Records for this task:
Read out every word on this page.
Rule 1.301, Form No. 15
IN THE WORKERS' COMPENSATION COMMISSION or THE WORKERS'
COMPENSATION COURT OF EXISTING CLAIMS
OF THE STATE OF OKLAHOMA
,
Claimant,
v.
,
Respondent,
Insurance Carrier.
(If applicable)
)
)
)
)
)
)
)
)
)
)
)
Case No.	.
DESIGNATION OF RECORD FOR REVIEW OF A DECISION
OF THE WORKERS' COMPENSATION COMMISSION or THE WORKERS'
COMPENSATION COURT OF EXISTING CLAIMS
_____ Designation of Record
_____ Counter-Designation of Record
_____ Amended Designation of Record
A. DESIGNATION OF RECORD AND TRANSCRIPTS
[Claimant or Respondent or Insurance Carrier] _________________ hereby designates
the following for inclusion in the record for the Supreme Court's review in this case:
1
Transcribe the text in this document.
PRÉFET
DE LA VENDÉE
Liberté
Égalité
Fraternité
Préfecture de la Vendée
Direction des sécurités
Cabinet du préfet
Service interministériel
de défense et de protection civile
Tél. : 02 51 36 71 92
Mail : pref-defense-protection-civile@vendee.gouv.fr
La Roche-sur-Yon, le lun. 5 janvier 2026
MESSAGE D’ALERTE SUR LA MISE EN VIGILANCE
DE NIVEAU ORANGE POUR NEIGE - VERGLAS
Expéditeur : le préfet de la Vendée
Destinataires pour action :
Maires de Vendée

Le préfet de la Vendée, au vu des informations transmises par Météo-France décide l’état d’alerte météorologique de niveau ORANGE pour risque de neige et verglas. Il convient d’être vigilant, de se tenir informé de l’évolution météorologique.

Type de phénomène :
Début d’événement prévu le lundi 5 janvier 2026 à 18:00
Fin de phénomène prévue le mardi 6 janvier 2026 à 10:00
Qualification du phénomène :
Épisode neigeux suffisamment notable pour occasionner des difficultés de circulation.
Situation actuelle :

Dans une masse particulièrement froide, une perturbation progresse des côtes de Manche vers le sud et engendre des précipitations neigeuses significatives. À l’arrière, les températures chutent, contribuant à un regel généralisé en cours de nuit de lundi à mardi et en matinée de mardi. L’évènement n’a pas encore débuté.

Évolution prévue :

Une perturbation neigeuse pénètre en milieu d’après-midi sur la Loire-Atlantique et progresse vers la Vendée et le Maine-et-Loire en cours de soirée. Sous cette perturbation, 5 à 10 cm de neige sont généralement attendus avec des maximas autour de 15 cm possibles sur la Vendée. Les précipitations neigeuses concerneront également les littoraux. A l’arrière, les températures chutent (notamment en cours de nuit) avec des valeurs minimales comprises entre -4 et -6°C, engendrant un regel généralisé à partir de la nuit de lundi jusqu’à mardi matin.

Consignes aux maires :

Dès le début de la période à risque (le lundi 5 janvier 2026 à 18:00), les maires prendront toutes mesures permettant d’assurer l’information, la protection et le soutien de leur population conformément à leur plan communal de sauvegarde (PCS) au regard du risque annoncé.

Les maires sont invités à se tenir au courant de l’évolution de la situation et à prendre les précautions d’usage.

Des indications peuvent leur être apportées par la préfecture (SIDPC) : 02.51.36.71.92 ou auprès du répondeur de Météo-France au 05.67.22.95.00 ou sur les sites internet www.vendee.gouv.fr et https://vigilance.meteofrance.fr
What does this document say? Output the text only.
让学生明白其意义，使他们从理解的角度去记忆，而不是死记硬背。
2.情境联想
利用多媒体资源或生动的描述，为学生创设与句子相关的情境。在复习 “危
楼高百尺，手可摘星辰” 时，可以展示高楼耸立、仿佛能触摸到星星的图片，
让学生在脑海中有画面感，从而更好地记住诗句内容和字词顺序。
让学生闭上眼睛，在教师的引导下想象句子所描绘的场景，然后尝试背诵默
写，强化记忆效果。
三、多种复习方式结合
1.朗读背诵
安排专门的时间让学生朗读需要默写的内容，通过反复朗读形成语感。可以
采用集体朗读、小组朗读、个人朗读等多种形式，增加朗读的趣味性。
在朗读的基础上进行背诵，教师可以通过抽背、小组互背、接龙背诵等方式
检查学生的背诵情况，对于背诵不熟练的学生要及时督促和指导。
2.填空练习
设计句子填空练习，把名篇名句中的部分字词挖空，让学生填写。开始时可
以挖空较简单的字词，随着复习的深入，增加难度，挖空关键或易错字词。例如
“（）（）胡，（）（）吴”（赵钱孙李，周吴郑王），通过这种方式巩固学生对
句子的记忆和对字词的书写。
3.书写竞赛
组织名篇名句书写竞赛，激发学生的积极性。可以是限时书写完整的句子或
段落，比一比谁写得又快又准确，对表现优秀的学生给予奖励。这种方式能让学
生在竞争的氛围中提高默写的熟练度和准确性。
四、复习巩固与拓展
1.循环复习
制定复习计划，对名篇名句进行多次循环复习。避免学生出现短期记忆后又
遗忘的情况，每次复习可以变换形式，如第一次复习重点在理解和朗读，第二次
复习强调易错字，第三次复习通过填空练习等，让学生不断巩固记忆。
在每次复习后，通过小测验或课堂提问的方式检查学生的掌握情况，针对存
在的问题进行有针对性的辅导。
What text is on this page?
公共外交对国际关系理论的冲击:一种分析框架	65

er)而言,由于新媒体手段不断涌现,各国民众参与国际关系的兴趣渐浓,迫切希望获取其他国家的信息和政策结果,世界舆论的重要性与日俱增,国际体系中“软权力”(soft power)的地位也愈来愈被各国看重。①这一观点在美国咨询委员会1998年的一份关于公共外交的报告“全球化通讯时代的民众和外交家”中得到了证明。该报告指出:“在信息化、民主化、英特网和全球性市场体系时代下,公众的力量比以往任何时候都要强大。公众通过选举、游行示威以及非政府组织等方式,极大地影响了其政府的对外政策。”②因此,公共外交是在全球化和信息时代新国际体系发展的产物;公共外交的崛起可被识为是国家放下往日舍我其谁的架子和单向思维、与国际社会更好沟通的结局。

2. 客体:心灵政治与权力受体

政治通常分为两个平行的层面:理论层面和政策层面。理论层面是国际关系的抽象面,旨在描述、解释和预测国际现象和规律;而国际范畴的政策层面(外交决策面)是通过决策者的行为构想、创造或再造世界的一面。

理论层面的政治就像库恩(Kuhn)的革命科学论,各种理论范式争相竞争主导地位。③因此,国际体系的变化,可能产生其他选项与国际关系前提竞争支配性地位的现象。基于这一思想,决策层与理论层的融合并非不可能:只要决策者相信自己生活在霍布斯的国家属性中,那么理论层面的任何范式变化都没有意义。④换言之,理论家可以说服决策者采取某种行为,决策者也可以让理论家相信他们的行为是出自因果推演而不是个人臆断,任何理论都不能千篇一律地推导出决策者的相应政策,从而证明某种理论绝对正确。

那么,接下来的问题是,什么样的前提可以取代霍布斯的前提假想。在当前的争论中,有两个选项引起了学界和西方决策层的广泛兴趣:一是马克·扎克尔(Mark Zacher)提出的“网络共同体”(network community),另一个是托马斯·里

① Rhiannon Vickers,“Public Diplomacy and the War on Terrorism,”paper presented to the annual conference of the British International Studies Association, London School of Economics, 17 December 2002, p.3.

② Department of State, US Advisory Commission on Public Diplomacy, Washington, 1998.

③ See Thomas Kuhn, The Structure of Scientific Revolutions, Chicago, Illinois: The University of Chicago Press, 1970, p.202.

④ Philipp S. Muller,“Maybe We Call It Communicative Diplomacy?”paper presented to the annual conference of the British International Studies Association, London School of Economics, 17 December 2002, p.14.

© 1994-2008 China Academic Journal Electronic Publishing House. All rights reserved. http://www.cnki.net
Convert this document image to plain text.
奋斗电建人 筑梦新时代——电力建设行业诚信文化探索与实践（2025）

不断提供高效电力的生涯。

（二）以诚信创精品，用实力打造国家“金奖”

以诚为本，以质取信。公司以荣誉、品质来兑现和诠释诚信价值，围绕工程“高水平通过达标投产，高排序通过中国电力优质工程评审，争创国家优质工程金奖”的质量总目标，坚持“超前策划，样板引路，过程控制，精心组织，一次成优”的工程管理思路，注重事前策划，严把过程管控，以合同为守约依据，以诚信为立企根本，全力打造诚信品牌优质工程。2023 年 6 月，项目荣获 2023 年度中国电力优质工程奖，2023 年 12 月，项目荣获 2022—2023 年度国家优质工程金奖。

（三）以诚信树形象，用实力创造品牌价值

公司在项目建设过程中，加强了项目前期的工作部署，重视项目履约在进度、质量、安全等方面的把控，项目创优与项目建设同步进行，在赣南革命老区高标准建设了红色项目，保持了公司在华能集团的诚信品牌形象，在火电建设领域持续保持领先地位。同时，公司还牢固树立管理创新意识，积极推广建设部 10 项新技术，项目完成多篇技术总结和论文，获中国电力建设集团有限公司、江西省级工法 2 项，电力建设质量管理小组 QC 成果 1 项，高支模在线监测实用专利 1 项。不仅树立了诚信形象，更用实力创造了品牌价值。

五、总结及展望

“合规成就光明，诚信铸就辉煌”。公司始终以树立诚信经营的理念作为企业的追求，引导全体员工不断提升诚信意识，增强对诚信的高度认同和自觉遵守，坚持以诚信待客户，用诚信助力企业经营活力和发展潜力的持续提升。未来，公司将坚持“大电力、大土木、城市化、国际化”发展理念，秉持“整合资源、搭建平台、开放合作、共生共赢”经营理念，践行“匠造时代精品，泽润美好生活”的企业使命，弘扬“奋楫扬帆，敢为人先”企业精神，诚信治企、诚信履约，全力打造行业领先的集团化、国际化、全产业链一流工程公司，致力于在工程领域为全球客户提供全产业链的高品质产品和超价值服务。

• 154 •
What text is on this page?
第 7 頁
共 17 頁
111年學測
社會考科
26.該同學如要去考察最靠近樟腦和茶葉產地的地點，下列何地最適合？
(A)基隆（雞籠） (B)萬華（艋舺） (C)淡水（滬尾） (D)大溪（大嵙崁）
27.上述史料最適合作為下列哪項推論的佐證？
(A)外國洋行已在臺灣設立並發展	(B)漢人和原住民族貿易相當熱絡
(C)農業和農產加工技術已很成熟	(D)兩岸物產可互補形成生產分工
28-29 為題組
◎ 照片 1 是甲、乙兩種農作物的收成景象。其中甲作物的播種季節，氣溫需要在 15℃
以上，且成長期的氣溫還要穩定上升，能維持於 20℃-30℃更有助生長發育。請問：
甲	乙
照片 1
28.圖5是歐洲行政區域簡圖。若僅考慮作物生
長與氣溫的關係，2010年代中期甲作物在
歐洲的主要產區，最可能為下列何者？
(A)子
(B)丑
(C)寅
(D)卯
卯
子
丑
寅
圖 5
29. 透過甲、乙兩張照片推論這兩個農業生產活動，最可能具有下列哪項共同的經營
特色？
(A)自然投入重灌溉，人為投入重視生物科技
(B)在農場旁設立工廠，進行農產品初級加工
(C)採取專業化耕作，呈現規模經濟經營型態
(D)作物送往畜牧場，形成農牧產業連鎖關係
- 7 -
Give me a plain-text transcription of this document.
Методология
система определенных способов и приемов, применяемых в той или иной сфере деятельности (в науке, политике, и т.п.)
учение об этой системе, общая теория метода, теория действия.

Goal of the exercise: Using the material above, report each line where "lundi" occurs.

The reply:
Début d’événement prévu le lundi 5 janvier 2026 à 18:00
Dans une masse particulièrement froide, une perturbation progresse des côtes de Manche vers le sud et engendre des précipitations neigeuses significatives. À l’arrière, les températures chutent, contribuant à un regel généralisé en cours de nuit de lundi à mardi et en matinée de mardi. L’évènement n’a pas encore débuté.
Une perturbation neigeuse pénètre en milieu d’après-midi sur la Loire-Atlantique et progresse vers la Vendée et le Maine-et-Loire en cours de soirée. Sous cette perturbation, 5 à 10 cm de neige sont généralement attendus avec des maximas autour de 15 cm possibles sur la Vendée. Les précipitations neigeuses concerneront également les littoraux. A l’arrière, les températures chutent (notamment en cours de nuit) avec des valeurs minimales comprises entre -4 et -6°C, engendrant un regel généralisé à partir de la nuit de lundi jusqu’à mardi matin.
Dès le début de la période à risque (le lundi 5 janvier 2026 à 18:00), les maires prendront toutes mesures permettant d’assurer l’information, la protection et le soutien de leur population conformément à leur plan communal de sauvegarde (PCS) au regard du risque annoncé.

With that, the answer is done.